TASK – Print all of the data exactly.

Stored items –
---*---

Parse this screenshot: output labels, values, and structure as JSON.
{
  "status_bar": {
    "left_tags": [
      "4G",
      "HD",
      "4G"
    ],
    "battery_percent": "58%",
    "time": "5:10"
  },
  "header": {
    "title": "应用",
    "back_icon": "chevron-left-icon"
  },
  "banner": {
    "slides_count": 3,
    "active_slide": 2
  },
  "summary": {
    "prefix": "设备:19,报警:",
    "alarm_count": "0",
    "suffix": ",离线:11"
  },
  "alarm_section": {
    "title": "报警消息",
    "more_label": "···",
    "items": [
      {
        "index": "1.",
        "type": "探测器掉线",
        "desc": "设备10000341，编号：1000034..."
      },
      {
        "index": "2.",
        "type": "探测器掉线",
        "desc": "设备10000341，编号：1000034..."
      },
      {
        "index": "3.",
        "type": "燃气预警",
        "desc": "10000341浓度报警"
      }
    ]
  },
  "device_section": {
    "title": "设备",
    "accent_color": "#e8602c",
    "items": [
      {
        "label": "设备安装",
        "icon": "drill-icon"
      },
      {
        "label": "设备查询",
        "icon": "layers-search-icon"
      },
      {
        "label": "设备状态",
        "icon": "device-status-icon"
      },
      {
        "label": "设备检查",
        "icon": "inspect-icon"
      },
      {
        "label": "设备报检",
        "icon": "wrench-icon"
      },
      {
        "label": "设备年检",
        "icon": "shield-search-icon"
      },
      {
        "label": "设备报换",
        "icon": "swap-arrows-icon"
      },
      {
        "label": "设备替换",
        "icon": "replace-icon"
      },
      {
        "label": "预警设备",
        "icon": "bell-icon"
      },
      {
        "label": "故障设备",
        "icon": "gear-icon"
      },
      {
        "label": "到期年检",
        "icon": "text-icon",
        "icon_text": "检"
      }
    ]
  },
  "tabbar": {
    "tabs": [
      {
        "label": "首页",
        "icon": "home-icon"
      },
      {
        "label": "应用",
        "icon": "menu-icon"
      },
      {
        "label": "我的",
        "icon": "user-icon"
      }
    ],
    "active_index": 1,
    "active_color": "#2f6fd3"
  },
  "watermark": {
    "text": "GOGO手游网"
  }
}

---*---

COMPLETED TASK –
Parse this screenshot: output labels, values, and structure as JSON.
{
  "status_bar": {
    "left_tags": [
      "4G",
      "HD",
      "4G"
    ],
    "battery_percent": "58%",
    "time": "5:10"
  },
  "header": {
    "title": "应用",
    "back_icon": "chevron-left-icon"
  },
  "banner": {
    "slides_count": 3,
    "active_slide": 2
  },
  "summary": {
    "prefix": "设备:19,报警:",
    "alarm_count": "0",
    "suffix": ",离线:11"
  },
  "alarm_section": {
    "title": "报警消息",
    "more_label": "···",
    "items": [
      {
        "index": "1.",
        "type": "探测器掉线",
        "desc": "设备10000341，编号：1000034..."
      },
      {
        "index": "2.",
        "type": "探测器掉线",
        "desc": "设备10000341，编号：1000034..."
      },
      {
        "index": "3.",
        "type": "燃气预警",
        "desc": "10000341浓度报警"
      }
    ]
  },
  "device_section": {
    "title": "设备",
    "accent_color": "#e8602c",
    "items": [
      {
        "label": "设备安装",
        "icon": "drill-icon"
      },
      {
        "label": "设备查询",
        "icon": "layers-search-icon"
      },
      {
        "label": "设备状态",
        "icon": "device-status-icon"
      },
      {
        "label": "设备检查",
        "icon": "inspect-icon"
      },
      {
        "label": "设备报检",
        "icon": "wrench-icon"
      },
      {
        "label": "设备年检",
        "icon": "shield-search-icon"
      },
      {
        "label": "设备报换",
        "icon": "swap-arrows-icon"
      },
      {
        "label": "设备替换",
        "icon": "replace-icon"
      },
      {
        "label": "预警设备",
        "icon": "bell-icon"
      },
      {
        "label": "故障设备",
        "icon": "gear-icon"
      },
      {
        "label": "到期年检",
        "icon": "text-icon",
        "icon_text": "检"
      }
    ]
  },
  "tabbar": {
    "tabs": [
      {
        "label": "首页",
        "icon": "home-icon"
      },
      {
        "label": "应用",
        "icon": "menu-icon"
      },
      {
        "label": "我的",
        "icon": "user-icon"
      }
    ],
    "active_index": 1,
    "active_color": "#2f6fd3"
  },
  "watermark": {
    "text": "GOGO手游网"
  }
}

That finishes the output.